— start EXERCISE MATERIALS —

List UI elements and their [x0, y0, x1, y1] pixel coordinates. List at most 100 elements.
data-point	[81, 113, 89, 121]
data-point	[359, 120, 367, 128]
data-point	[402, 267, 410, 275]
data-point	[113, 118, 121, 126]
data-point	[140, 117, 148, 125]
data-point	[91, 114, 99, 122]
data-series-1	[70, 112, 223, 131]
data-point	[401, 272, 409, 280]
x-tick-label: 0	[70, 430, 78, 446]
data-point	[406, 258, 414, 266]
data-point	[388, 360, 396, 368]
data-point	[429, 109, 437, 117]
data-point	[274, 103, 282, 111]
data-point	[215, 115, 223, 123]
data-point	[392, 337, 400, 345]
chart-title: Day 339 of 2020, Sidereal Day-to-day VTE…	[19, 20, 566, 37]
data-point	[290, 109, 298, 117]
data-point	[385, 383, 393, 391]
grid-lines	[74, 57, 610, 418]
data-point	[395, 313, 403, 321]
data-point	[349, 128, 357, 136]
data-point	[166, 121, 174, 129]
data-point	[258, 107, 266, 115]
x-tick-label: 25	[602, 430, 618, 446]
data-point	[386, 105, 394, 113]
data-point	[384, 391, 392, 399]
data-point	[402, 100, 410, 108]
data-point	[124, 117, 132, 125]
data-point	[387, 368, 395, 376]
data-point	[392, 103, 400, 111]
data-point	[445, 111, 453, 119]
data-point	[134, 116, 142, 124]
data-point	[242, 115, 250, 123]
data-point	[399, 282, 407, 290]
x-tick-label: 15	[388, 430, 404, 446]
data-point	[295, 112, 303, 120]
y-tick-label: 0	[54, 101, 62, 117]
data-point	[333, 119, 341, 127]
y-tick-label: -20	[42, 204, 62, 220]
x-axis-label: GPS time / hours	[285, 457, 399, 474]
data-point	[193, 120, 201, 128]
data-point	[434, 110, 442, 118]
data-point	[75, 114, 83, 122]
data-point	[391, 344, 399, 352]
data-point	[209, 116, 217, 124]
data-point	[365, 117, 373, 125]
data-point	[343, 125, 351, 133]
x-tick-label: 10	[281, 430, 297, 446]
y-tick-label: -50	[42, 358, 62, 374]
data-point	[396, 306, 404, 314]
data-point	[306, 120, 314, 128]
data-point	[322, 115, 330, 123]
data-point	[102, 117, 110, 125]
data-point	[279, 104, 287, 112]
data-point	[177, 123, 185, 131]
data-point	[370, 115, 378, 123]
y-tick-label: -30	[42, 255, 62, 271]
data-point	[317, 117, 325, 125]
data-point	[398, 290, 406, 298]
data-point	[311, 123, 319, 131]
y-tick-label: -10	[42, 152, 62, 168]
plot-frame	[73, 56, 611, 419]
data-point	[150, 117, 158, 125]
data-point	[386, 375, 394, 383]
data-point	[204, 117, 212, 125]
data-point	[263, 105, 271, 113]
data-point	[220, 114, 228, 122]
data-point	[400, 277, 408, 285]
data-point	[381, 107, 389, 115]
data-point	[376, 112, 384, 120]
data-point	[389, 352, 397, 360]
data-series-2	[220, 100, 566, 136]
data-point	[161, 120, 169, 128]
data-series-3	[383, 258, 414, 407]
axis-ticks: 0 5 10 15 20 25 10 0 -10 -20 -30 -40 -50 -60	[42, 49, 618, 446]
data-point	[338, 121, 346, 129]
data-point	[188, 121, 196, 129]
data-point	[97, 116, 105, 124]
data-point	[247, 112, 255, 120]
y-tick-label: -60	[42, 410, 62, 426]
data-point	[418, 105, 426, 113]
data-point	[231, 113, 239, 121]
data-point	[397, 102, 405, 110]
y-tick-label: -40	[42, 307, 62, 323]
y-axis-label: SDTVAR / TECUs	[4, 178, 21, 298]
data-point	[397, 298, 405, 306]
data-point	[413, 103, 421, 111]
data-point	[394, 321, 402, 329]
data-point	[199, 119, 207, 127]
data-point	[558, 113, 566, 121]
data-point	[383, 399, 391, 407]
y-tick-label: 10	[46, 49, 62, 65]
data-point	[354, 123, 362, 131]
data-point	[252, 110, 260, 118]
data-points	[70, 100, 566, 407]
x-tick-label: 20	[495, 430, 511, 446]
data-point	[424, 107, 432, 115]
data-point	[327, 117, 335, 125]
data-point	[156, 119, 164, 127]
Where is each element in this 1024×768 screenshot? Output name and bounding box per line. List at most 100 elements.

— end EXERCISE MATERIALS —
— start EXERCISE MATERIALS —

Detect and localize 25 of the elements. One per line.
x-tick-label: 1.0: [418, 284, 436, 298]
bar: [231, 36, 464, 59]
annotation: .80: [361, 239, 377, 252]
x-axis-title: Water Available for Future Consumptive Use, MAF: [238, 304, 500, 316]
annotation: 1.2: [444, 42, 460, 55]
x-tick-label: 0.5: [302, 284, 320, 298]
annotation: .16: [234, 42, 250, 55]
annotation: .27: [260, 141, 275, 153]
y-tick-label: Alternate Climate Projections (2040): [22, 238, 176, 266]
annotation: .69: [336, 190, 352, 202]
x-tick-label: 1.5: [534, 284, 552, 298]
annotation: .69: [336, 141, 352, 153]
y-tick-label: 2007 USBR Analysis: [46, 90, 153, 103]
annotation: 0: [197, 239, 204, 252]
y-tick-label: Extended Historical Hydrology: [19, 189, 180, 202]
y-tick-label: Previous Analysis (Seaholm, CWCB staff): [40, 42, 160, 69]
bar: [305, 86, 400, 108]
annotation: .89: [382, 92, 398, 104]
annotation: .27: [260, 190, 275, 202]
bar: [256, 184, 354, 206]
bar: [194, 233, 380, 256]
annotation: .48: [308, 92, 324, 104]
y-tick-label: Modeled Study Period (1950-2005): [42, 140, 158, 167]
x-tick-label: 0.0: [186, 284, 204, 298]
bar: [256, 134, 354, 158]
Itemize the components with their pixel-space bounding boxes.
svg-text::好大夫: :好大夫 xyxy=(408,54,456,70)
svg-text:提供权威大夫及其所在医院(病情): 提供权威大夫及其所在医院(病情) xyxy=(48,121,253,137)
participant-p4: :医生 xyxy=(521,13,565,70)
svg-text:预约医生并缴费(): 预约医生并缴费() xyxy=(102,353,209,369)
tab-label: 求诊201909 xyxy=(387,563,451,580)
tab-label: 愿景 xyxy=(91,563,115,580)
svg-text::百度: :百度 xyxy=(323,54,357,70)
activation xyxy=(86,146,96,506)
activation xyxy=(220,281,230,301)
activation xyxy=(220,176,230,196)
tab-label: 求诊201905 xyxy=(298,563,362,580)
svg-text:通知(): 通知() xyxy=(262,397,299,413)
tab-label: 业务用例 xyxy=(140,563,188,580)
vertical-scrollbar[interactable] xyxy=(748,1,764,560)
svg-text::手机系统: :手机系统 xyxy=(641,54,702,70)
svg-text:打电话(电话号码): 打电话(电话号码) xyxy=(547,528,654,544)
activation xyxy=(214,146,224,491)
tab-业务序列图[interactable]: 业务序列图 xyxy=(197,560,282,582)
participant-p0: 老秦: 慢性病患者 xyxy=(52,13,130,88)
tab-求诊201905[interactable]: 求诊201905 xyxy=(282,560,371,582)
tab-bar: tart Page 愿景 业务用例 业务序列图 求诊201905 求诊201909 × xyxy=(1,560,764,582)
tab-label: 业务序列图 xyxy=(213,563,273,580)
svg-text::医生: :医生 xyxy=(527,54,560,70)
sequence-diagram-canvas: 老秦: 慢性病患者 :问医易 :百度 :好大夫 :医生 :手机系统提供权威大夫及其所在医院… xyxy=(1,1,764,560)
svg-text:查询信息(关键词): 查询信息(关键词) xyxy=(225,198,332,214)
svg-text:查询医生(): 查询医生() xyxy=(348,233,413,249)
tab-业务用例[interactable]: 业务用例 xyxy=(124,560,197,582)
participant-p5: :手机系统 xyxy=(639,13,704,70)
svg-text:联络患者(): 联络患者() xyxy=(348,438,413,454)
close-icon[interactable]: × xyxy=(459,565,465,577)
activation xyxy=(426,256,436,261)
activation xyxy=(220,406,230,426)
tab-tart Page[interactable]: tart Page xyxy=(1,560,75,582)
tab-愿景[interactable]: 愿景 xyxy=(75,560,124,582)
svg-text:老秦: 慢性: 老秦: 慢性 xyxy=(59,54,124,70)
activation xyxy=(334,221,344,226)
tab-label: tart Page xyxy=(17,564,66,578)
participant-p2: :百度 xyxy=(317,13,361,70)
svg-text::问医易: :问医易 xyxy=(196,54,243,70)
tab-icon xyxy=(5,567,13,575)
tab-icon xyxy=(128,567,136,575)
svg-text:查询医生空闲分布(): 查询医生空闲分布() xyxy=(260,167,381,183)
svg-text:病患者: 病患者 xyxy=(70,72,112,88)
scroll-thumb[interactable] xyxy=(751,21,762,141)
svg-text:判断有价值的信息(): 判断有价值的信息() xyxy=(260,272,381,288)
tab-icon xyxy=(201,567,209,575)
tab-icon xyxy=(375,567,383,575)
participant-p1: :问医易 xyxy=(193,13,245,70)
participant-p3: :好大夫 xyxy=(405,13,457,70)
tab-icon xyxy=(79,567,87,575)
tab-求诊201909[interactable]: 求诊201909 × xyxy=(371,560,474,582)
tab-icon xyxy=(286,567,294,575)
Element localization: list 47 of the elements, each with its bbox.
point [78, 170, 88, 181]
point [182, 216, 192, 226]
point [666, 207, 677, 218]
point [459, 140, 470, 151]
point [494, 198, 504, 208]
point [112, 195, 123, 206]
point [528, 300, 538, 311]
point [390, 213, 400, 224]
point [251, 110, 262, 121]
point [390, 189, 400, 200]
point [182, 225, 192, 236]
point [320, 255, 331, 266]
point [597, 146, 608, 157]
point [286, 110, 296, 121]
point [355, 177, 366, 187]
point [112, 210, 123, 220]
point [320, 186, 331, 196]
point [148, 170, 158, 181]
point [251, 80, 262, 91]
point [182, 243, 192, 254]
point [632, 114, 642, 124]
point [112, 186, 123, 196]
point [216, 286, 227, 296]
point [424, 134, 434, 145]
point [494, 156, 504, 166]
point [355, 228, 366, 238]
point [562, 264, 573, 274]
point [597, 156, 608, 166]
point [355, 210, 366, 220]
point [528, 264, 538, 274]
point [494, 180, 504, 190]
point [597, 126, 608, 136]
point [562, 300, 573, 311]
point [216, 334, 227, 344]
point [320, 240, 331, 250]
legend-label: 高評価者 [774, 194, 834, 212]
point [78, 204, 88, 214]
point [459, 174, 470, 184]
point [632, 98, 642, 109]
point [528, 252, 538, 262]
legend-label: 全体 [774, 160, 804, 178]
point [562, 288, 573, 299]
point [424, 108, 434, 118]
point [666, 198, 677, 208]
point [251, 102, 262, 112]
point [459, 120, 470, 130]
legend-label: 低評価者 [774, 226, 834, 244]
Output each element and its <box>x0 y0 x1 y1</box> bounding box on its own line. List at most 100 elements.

— end EXERCISE MATERIALS —

• [TASK INSTRUCTIONS]
Can you echo, word for word, the stretch of the listing from the line containing "Detect and localize" through the line containing "tab-业务序列图[interactable]: 业务序列图 xyxy=(197,560,282,582)"?

• [FINISHED TASK]
Detect and localize 25 of the elements. One per line.
x-tick-label: 1.0: [418, 284, 436, 298]
bar: [231, 36, 464, 59]
annotation: .80: [361, 239, 377, 252]
x-axis-title: Water Available for Future Consumptive Use, MAF: [238, 304, 500, 316]
annotation: 1.2: [444, 42, 460, 55]
x-tick-label: 0.5: [302, 284, 320, 298]
annotation: .16: [234, 42, 250, 55]
annotation: .27: [260, 141, 275, 153]
y-tick-label: Alternate Climate Projections (2040): [22, 238, 176, 266]
annotation: .69: [336, 190, 352, 202]
x-tick-label: 1.5: [534, 284, 552, 298]
annotation: .69: [336, 141, 352, 153]
y-tick-label: 2007 USBR Analysis: [46, 90, 153, 103]
annotation: 0: [197, 239, 204, 252]
y-tick-label: Extended Historical Hydrology: [19, 189, 180, 202]
y-tick-label: Previous Analysis (Seaholm, CWCB staff): [40, 42, 160, 69]
bar: [305, 86, 400, 108]
annotation: .89: [382, 92, 398, 104]
annotation: .27: [260, 190, 275, 202]
bar: [256, 184, 354, 206]
bar: [194, 233, 380, 256]
annotation: .48: [308, 92, 324, 104]
y-tick-label: Modeled Study Period (1950-2005): [42, 140, 158, 167]
x-tick-label: 0.0: [186, 284, 204, 298]
bar: [256, 134, 354, 158]
Itemize the components with their pixel-space bounding boxes.
svg-text::好大夫: :好大夫 xyxy=(408,54,456,70)
svg-text:提供权威大夫及其所在医院(病情): 提供权威大夫及其所在医院(病情) xyxy=(48,121,253,137)
participant-p4: :医生 xyxy=(521,13,565,70)
svg-text:预约医生并缴费(): 预约医生并缴费() xyxy=(102,353,209,369)
tab-label: 求诊201909 xyxy=(387,563,451,580)
tab-label: 愿景 xyxy=(91,563,115,580)
svg-text::百度: :百度 xyxy=(323,54,357,70)
activation xyxy=(86,146,96,506)
activation xyxy=(220,281,230,301)
activation xyxy=(220,176,230,196)
tab-label: 求诊201905 xyxy=(298,563,362,580)
svg-text:通知(): 通知() xyxy=(262,397,299,413)
tab-label: 业务用例 xyxy=(140,563,188,580)
vertical-scrollbar[interactable] xyxy=(748,1,764,560)
svg-text::手机系统: :手机系统 xyxy=(641,54,702,70)
svg-text:打电话(电话号码): 打电话(电话号码) xyxy=(547,528,654,544)
activation xyxy=(214,146,224,491)
tab-业务序列图[interactable]: 业务序列图 xyxy=(197,560,282,582)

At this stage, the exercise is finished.